=== Exercise goal ===
Scan the entries below and extract each line with the word "Sensitive" in it.

=== Dataset records ===
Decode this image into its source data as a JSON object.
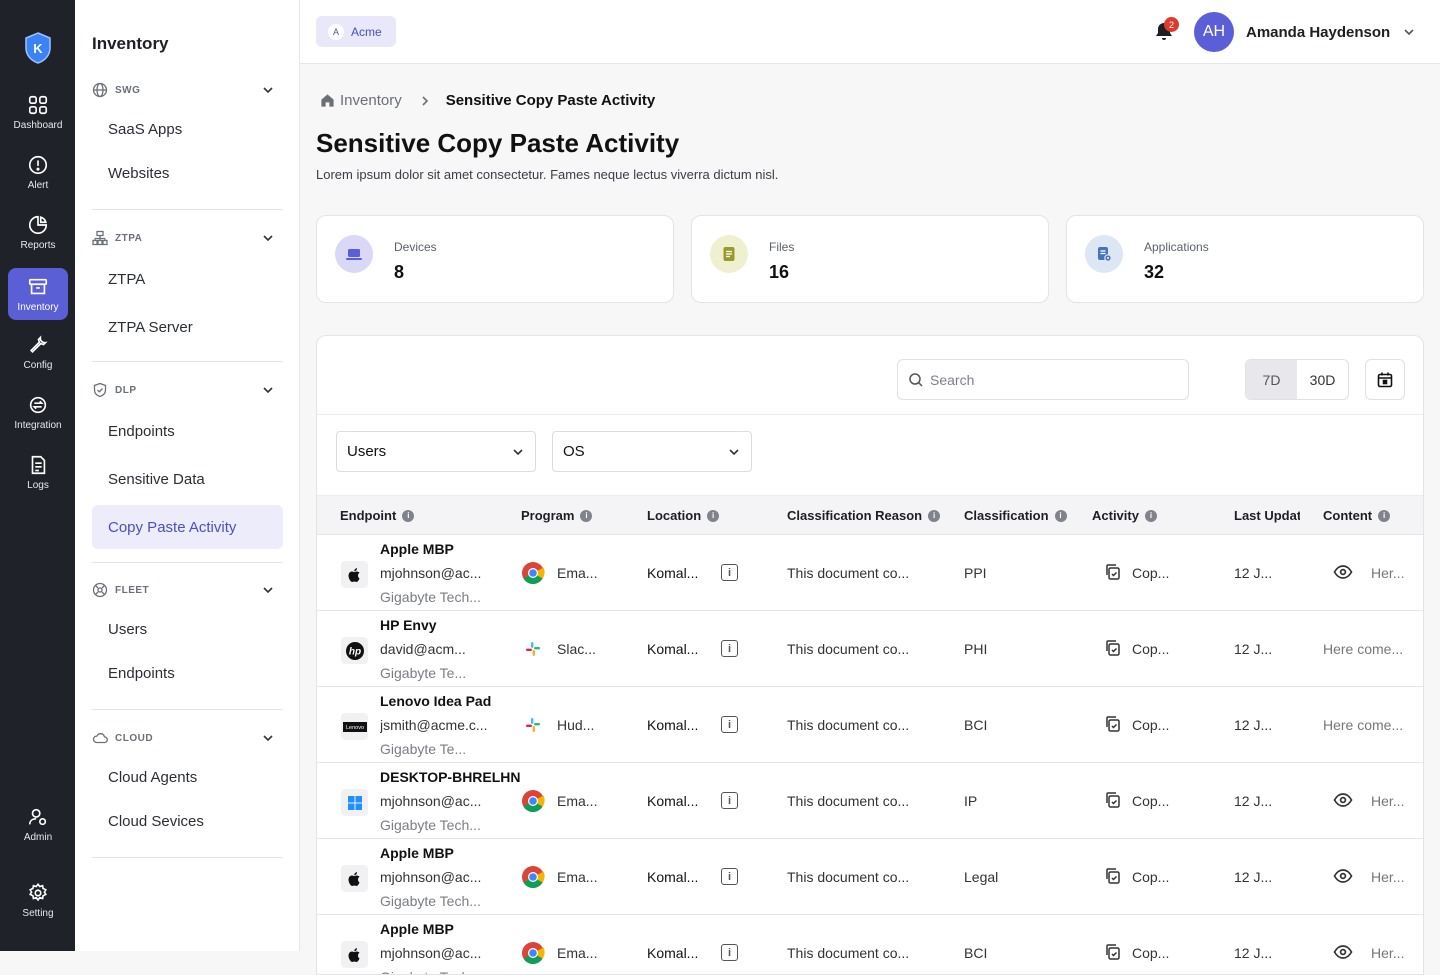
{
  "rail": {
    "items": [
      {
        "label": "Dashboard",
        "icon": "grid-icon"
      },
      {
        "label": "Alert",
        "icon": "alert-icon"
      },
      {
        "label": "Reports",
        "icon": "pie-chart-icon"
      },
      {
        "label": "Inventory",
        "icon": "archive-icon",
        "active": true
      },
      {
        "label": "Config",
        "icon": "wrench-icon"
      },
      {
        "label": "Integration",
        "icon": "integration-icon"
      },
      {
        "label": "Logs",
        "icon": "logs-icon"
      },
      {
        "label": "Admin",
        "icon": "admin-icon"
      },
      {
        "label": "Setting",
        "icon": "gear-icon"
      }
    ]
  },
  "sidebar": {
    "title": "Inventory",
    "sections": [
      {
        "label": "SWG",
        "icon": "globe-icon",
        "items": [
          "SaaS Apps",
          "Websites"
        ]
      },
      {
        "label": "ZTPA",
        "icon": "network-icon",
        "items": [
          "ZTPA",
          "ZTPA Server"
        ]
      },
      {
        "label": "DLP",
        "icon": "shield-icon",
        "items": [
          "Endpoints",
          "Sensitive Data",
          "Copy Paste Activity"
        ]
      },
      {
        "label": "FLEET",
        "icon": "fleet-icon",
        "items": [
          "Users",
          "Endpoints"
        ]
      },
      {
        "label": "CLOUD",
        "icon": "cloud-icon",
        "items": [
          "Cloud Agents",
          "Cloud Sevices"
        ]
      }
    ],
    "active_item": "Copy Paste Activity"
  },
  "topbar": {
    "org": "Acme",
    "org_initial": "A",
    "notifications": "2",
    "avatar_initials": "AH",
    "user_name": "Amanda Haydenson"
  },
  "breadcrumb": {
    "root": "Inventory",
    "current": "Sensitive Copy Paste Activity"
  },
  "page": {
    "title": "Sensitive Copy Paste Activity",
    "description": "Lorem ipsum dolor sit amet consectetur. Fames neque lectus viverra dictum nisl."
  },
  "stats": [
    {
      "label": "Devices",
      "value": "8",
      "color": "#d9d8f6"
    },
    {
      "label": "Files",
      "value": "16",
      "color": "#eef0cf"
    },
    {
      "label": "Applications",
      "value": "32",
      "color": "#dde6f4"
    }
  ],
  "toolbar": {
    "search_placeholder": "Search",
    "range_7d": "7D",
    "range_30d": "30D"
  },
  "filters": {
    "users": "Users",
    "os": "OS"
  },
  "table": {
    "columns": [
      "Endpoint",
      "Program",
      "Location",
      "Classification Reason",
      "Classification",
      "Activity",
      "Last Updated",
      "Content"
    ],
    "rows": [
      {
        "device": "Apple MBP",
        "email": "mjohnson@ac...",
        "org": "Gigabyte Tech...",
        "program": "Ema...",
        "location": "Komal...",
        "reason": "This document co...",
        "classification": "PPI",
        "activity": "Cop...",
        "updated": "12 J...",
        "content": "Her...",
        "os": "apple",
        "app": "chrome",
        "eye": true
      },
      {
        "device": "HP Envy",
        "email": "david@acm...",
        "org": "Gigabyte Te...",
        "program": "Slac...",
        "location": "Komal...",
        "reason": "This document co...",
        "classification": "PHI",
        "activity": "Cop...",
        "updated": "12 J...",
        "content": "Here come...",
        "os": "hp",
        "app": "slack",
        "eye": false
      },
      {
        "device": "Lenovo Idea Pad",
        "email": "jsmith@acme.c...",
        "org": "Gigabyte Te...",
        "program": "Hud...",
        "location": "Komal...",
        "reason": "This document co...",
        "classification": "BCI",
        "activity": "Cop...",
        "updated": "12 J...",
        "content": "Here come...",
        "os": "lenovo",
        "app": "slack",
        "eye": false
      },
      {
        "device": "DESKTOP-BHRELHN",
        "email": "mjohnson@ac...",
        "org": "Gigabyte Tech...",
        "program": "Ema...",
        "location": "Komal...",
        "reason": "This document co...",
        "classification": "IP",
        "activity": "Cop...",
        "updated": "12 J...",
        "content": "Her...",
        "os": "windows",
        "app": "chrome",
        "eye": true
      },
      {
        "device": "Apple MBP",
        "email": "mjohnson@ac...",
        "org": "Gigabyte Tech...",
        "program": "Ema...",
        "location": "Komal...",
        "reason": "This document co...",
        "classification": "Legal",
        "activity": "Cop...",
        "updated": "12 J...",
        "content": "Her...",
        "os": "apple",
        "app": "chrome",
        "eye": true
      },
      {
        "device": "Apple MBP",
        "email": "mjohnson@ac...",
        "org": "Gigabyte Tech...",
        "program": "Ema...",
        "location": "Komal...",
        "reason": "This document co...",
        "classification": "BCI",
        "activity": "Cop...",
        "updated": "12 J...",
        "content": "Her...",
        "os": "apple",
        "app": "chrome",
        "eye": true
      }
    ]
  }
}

=== Response ===
          "Sensitive Data",
    "current": "Sensitive Copy Paste Activity"
    "title": "Sensitive Copy Paste Activity",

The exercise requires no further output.